● **EXERCISE PROMPT**: Look over the lines below. Report each one that includes the string "Configuration".

● **INFORMATION GIVEN**:
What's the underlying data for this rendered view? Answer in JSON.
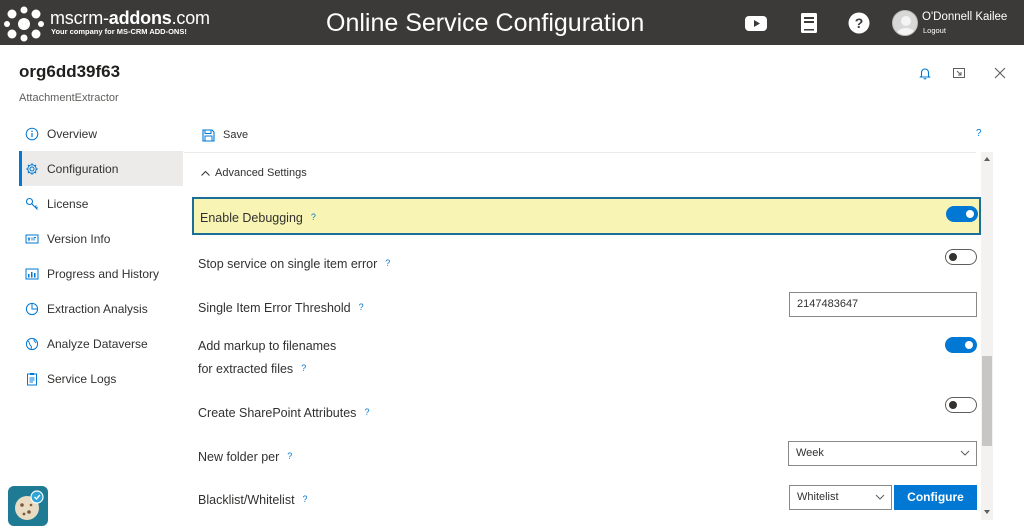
{
  "topbar": {
    "logo_name_prefix": "mscrm-",
    "logo_name_bold": "addons",
    "logo_name_suffix": ".com",
    "logo_tagline": "Your company for MS-CRM ADD-ONS!",
    "app_title": "Online Service Configuration",
    "icons": [
      "youtube-icon",
      "book-icon",
      "help-icon"
    ],
    "user_name": "O'Donnell Kailee",
    "logout_label": "Logout",
    "bg_color": "#3b3a39"
  },
  "header": {
    "org_name": "org6dd39f63",
    "product": "AttachmentExtractor",
    "icons": [
      "bell-icon",
      "minimize-icon",
      "close-icon"
    ]
  },
  "sidebar": {
    "items": [
      {
        "label": "Overview",
        "icon": "info-icon",
        "active": false
      },
      {
        "label": "Configuration",
        "icon": "gear-icon",
        "active": true
      },
      {
        "label": "License",
        "icon": "key-icon",
        "active": false
      },
      {
        "label": "Version Info",
        "icon": "version-icon",
        "active": false
      },
      {
        "label": "Progress and History",
        "icon": "chart-icon",
        "active": false
      },
      {
        "label": "Extraction Analysis",
        "icon": "pie-icon",
        "active": false
      },
      {
        "label": "Analyze Dataverse",
        "icon": "globe-icon",
        "active": false
      },
      {
        "label": "Service Logs",
        "icon": "clipboard-icon",
        "active": false
      }
    ],
    "accent_color": "#0078d4"
  },
  "toolbar": {
    "save_label": "Save",
    "help_mark": "?"
  },
  "section": {
    "title": "Advanced Settings",
    "expanded": true
  },
  "settings": {
    "help_mark": "?",
    "enable_debugging": {
      "label": "Enable Debugging",
      "value": true,
      "highlight_color": "#f8f5b4"
    },
    "stop_service": {
      "label": "Stop service on single item error",
      "value": false
    },
    "error_threshold": {
      "label": "Single Item Error Threshold",
      "value": "2147483647"
    },
    "add_markup": {
      "label_line1": "Add markup to filenames",
      "label_line2": "for extracted files",
      "value": true
    },
    "sharepoint_attrs": {
      "label": "Create SharePoint Attributes",
      "value": false
    },
    "new_folder": {
      "label": "New folder per",
      "selected": "Week"
    },
    "blacklist": {
      "label": "Blacklist/Whitelist",
      "selected": "Whitelist",
      "configure_label": "Configure"
    }
  },
  "widgets": {
    "cookie_icon": "cookie-icon"
  }
}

● **WRITTEN RESPONSE**:
    "app_title": "Online Service Configuration",
        "label": "Configuration",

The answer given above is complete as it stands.